## Work to complete:
Please restate the following records word for word.

* BEGIN *

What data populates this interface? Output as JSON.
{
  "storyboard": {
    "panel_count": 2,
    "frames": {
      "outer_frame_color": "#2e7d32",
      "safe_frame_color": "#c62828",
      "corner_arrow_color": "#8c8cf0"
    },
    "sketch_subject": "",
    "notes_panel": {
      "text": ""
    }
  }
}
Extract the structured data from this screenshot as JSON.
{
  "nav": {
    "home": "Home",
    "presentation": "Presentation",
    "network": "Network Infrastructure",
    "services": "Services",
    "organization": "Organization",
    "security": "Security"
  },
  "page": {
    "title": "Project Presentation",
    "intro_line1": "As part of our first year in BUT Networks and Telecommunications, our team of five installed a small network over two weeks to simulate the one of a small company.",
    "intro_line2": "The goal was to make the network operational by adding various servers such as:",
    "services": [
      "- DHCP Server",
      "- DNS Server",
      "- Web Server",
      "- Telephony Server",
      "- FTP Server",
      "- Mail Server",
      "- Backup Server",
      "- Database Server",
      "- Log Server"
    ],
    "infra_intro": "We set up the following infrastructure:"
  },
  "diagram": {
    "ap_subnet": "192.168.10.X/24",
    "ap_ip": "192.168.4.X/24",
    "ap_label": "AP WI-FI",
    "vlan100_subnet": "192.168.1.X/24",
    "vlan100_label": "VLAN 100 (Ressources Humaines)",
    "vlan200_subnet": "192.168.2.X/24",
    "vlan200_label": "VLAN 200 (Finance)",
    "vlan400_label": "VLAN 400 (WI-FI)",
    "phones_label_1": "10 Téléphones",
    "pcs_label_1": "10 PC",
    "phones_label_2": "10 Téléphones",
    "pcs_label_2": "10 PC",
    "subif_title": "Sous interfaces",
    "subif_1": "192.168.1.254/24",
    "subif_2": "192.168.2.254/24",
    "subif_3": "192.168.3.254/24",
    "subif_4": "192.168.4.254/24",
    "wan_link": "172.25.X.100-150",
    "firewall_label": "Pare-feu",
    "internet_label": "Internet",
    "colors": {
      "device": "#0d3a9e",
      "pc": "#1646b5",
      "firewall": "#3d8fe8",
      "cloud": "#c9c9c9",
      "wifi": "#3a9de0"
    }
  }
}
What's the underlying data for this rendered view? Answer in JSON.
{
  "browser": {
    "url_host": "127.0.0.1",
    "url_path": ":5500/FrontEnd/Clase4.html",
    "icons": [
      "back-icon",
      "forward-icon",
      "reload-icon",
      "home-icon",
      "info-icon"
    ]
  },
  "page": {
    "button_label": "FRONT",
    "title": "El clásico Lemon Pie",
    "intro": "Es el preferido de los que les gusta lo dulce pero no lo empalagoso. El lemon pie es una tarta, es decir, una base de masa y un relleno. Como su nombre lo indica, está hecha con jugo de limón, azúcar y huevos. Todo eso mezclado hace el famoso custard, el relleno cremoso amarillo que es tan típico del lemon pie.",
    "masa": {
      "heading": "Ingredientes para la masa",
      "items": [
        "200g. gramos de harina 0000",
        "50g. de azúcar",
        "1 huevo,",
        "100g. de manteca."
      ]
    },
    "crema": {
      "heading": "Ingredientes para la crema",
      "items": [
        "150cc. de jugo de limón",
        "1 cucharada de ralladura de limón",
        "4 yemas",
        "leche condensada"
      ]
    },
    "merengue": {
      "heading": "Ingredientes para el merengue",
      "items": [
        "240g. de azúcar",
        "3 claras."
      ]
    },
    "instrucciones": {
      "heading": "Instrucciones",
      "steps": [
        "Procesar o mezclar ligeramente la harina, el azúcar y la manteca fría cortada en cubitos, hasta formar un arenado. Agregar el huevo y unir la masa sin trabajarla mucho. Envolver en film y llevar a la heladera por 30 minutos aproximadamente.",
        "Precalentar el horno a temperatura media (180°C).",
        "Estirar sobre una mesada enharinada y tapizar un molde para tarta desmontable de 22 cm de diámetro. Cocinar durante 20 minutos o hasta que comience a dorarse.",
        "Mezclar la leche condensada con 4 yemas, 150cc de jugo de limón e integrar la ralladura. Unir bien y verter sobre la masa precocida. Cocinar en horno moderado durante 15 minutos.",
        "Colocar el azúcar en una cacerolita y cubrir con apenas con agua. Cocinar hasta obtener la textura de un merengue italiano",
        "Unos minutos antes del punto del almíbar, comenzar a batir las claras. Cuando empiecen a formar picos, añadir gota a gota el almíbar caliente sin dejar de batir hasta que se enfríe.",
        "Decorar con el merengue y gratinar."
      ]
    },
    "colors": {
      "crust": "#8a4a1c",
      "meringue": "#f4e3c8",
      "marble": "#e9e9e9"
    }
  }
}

* END *

## Worked solution:
What data populates this interface? Output as JSON.
{
  "storyboard": {
    "panel_count": 2,
    "frames": {
      "outer_frame_color": "#2e7d32",
      "safe_frame_color": "#c62828",
      "corner_arrow_color": "#8c8cf0"
    },
    "sketch_subject": "",
    "notes_panel": {
      "text": ""
    }
  }
}
Extract the structured data from this screenshot as JSON.
{
  "nav": {
    "home": "Home",
    "presentation": "Presentation",
    "network": "Network Infrastructure",
    "services": "Services",
    "organization": "Organization",
    "security": "Security"
  },
  "page": {
    "title": "Project Presentation",
    "intro_line1": "As part of our first year in BUT Networks and Telecommunications, our team of five installed a small network over two weeks to simulate the one of a small company.",
    "intro_line2": "The goal was to make the network operational by adding various servers such as:",
    "services": [
      "- DHCP Server",
      "- DNS Server",
      "- Web Server",
      "- Telephony Server",
      "- FTP Server",
      "- Mail Server",
      "- Backup Server",
      "- Database Server",
      "- Log Server"
    ],
    "infra_intro": "We set up the following infrastructure:"
  },
  "diagram": {
    "ap_subnet": "192.168.10.X/24",
    "ap_ip": "192.168.4.X/24",
    "ap_label": "AP WI-FI",
    "vlan100_subnet": "192.168.1.X/24",
    "vlan100_label": "VLAN 100 (Ressources Humaines)",
    "vlan200_subnet": "192.168.2.X/24",
    "vlan200_label": "VLAN 200 (Finance)",
    "vlan400_label": "VLAN 400 (WI-FI)",
    "phones_label_1": "10 Téléphones",
    "pcs_label_1": "10 PC",
    "phones_label_2": "10 Téléphones",
    "pcs_label_2": "10 PC",
    "subif_title": "Sous interfaces",
    "subif_1": "192.168.1.254/24",
    "subif_2": "192.168.2.254/24",
    "subif_3": "192.168.3.254/24",
    "subif_4": "192.168.4.254/24",
    "wan_link": "172.25.X.100-150",
    "firewall_label": "Pare-feu",
    "internet_label": "Internet",
    "colors": {
      "device": "#0d3a9e",
      "pc": "#1646b5",
      "firewall": "#3d8fe8",
      "cloud": "#c9c9c9",
      "wifi": "#3a9de0"
    }
  }
}
What's the underlying data for this rendered view? Answer in JSON.
{
  "browser": {
    "url_host": "127.0.0.1",
    "url_path": ":5500/FrontEnd/Clase4.html",
    "icons": [
      "back-icon",
      "forward-icon",
      "reload-icon",
      "home-icon",
      "info-icon"
    ]
  },
  "page": {
    "button_label": "FRONT",
    "title": "El clásico Lemon Pie",
    "intro": "Es el preferido de los que les gusta lo dulce pero no lo empalagoso. El lemon pie es una tarta, es decir, una base de masa y un relleno. Como su nombre lo indica, está hecha con jugo de limón, azúcar y huevos. Todo eso mezclado hace el famoso custard, el relleno cremoso amarillo que es tan típico del lemon pie.",
    "masa": {
      "heading": "Ingredientes para la masa",
      "items": [
        "200g. gramos de harina 0000",
        "50g. de azúcar",
        "1 huevo,",
        "100g. de manteca."
      ]
    },
    "crema": {
      "heading": "Ingredientes para la crema",
      "items": [
        "150cc. de jugo de limón",
        "1 cucharada de ralladura de limón",
        "4 yemas",
        "leche condensada"
      ]
    },
    "merengue": {
      "heading": "Ingredientes para el merengue",
      "items": [
        "240g. de azúcar",
        "3 claras."
      ]
    },
    "instrucciones": {
      "heading": "Instrucciones",
      "steps": [
        "Procesar o mezclar ligeramente la harina, el azúcar y la manteca fría cortada en cubitos, hasta formar un arenado. Agregar el huevo y unir la masa sin trabajarla mucho. Envolver en film y llevar a la heladera por 30 minutos aproximadamente.",
        "Precalentar el horno a temperatura media (180°C).",
        "Estirar sobre una mesada enharinada y tapizar un molde para tarta desmontable de 22 cm de diámetro. Cocinar durante 20 minutos o hasta que comience a dorarse.",
        "Mezclar la leche condensada con 4 yemas, 150cc de jugo de limón e integrar la ralladura. Unir bien y verter sobre la masa precocida. Cocinar en horno moderado durante 15 minutos.",
        "Colocar el azúcar en una cacerolita y cubrir con apenas con agua. Cocinar hasta obtener la textura de un merengue italiano",
        "Unos minutos antes del punto del almíbar, comenzar a batir las claras. Cuando empiecen a formar picos, añadir gota a gota el almíbar caliente sin dejar de batir hasta que se enfríe.",
        "Decorar con el merengue y gratinar."
      ]
    },
    "colors": {
      "crust": "#8a4a1c",
      "meringue": "#f4e3c8",
      "marble": "#e9e9e9"
    }
  }
}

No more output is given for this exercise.